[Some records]

########################################

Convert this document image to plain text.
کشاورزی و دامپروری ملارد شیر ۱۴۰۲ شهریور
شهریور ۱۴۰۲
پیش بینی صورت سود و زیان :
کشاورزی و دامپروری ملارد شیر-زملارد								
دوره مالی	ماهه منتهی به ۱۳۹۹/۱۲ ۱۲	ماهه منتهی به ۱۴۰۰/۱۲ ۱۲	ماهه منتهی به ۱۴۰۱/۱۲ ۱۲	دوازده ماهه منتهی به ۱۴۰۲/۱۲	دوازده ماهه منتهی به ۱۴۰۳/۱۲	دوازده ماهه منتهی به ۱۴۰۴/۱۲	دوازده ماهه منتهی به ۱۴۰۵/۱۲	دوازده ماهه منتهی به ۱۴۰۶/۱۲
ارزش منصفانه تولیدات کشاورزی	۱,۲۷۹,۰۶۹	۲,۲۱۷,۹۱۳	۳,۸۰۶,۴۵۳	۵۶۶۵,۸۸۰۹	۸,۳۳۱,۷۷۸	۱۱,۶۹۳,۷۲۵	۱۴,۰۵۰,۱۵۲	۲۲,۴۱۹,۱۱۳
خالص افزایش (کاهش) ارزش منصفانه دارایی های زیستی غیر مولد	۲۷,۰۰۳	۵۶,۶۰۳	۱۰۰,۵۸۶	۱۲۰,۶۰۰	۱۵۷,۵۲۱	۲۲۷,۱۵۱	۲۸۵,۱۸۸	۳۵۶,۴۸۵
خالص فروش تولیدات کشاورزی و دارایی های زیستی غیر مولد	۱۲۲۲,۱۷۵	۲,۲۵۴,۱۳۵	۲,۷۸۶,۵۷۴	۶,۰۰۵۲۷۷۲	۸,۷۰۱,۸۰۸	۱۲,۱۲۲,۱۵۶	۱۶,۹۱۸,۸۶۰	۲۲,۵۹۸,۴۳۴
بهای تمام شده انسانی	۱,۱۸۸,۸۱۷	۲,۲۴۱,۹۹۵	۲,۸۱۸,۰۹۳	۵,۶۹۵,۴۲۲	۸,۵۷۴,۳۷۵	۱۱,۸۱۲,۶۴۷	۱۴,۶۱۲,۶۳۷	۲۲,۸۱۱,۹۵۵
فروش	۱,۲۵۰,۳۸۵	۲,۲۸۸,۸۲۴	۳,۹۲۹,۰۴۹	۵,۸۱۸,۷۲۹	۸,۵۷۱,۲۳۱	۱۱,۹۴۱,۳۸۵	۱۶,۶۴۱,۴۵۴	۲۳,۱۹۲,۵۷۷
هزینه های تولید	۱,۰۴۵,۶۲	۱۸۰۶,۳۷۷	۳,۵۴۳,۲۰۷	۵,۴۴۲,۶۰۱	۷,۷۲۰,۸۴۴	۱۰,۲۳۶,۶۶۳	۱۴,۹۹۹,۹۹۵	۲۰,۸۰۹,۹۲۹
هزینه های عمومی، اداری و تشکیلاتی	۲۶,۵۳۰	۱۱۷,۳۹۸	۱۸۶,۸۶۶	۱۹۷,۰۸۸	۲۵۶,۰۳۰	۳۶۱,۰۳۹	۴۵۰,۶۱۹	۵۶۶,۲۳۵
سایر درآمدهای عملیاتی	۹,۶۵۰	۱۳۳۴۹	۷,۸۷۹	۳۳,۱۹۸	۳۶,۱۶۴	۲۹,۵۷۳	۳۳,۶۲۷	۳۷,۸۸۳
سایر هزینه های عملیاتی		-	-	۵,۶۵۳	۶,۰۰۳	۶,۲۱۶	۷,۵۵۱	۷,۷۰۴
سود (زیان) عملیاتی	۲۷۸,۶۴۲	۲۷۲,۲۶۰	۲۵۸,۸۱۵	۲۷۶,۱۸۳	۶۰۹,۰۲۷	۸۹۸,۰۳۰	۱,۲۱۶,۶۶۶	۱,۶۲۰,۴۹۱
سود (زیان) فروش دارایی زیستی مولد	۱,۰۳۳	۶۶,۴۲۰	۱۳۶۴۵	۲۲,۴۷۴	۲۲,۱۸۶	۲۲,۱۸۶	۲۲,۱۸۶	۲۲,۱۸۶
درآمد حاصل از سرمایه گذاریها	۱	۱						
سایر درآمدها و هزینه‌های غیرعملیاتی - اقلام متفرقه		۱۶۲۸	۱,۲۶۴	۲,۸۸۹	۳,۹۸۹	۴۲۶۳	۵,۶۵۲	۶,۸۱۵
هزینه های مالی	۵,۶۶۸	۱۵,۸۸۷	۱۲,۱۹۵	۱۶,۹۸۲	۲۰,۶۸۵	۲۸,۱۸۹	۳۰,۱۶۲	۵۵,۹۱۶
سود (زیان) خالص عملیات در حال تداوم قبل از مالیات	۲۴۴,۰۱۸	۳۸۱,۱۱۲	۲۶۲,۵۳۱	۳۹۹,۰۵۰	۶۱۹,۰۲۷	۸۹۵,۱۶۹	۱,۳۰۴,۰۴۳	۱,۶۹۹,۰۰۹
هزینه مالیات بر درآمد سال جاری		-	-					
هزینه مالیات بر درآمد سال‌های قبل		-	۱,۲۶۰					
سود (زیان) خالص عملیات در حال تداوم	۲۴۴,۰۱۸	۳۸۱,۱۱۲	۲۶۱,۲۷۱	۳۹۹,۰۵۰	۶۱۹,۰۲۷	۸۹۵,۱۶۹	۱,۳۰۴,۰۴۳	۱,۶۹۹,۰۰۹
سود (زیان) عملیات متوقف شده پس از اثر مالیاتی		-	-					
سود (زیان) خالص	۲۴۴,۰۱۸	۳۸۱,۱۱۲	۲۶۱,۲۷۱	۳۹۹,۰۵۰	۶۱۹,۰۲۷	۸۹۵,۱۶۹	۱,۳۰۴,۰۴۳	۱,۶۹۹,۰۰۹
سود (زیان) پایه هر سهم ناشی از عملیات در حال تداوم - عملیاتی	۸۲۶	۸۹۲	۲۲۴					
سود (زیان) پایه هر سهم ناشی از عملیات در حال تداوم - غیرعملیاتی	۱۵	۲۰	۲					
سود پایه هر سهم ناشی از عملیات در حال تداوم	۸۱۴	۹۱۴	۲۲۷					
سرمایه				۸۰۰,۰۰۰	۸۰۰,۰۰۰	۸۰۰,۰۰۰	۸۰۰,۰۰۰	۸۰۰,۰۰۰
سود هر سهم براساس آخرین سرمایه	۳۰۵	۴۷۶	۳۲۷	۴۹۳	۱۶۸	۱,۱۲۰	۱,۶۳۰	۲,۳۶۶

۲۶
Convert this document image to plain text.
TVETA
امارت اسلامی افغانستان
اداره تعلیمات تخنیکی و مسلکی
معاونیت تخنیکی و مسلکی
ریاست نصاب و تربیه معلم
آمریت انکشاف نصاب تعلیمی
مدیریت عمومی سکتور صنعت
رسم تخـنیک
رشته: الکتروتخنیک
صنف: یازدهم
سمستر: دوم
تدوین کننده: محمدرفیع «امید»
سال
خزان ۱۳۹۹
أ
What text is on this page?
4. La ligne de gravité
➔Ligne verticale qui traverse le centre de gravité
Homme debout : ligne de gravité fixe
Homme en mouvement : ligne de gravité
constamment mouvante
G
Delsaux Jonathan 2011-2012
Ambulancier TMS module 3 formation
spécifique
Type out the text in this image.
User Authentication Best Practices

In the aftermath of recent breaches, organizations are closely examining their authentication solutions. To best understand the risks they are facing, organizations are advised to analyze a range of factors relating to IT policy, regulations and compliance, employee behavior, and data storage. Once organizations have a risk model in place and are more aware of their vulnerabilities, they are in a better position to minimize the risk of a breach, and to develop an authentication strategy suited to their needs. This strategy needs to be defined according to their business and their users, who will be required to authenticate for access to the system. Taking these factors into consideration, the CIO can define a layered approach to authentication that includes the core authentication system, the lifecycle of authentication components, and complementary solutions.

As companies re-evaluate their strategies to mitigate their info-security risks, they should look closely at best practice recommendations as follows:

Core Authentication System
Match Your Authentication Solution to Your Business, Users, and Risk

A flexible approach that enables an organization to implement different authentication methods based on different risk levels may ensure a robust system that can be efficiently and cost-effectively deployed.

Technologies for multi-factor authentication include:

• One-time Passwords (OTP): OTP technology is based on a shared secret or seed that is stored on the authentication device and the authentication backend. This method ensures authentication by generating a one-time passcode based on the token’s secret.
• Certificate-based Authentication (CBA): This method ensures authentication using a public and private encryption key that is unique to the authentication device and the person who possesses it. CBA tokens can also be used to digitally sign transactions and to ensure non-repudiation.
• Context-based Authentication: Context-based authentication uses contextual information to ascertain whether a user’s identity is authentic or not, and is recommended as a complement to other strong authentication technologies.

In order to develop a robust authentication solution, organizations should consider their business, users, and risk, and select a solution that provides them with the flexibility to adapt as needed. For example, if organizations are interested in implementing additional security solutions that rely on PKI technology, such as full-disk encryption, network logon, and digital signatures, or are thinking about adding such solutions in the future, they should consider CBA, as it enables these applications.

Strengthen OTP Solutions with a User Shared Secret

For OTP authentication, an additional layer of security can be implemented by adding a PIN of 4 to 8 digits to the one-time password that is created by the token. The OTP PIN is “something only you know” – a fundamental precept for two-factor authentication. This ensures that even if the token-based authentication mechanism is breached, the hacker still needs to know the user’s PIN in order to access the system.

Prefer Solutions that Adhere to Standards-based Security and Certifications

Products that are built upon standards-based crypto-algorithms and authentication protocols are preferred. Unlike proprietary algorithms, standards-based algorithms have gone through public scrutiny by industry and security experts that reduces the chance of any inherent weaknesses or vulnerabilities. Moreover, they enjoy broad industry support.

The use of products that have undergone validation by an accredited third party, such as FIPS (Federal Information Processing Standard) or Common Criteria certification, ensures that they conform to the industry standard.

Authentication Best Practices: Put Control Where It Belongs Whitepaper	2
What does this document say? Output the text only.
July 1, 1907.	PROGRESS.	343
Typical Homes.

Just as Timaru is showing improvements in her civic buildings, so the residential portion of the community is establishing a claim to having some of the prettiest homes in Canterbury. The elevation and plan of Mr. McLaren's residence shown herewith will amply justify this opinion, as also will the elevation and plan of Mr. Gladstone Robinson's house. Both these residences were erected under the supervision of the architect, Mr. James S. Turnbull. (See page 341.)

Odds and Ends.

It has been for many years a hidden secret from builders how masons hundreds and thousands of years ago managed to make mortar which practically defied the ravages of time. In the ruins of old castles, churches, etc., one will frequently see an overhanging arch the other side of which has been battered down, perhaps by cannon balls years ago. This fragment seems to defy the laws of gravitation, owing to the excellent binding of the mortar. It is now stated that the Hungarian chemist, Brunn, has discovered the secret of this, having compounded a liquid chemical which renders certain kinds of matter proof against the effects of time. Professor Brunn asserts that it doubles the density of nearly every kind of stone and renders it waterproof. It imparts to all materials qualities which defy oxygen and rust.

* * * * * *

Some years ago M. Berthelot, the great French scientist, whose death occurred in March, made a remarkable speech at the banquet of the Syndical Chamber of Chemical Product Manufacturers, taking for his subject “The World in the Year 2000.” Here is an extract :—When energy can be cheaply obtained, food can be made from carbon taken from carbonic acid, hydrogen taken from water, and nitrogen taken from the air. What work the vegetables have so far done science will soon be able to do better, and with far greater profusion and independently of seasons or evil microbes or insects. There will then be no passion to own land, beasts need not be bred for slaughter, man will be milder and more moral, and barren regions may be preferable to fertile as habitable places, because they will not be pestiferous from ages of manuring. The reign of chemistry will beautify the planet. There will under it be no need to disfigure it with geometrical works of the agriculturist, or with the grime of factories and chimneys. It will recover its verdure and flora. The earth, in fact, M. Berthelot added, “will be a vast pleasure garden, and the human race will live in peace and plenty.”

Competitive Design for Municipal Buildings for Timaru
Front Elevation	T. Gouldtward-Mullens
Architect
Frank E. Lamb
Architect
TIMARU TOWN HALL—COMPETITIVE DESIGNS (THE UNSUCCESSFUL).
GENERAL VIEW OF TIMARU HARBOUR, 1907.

########################################

> [Task to carry out]:
Look through the entries above; copy each line where the string "منصفانه" appears.

> [Worked solution]:
ارزش منصفانه تولیدات کشاورزی	۱,۲۷۹,۰۶۹	۲,۲۱۷,۹۱۳	۳,۸۰۶,۴۵۳	۵۶۶۵,۸۸۰۹	۸,۳۳۱,۷۷۸	۱۱,۶۹۳,۷۲۵	۱۴,۰۵۰,۱۵۲	۲۲,۴۱۹,۱۱۳
خالص افزایش (کاهش) ارزش منصفانه دارایی های زیستی غیر مولد	۲۷,۰۰۳	۵۶,۶۰۳	۱۰۰,۵۸۶	۱۲۰,۶۰۰	۱۵۷,۵۲۱	۲۲۷,۱۵۱	۲۸۵,۱۸۸	۳۵۶,۴۸۵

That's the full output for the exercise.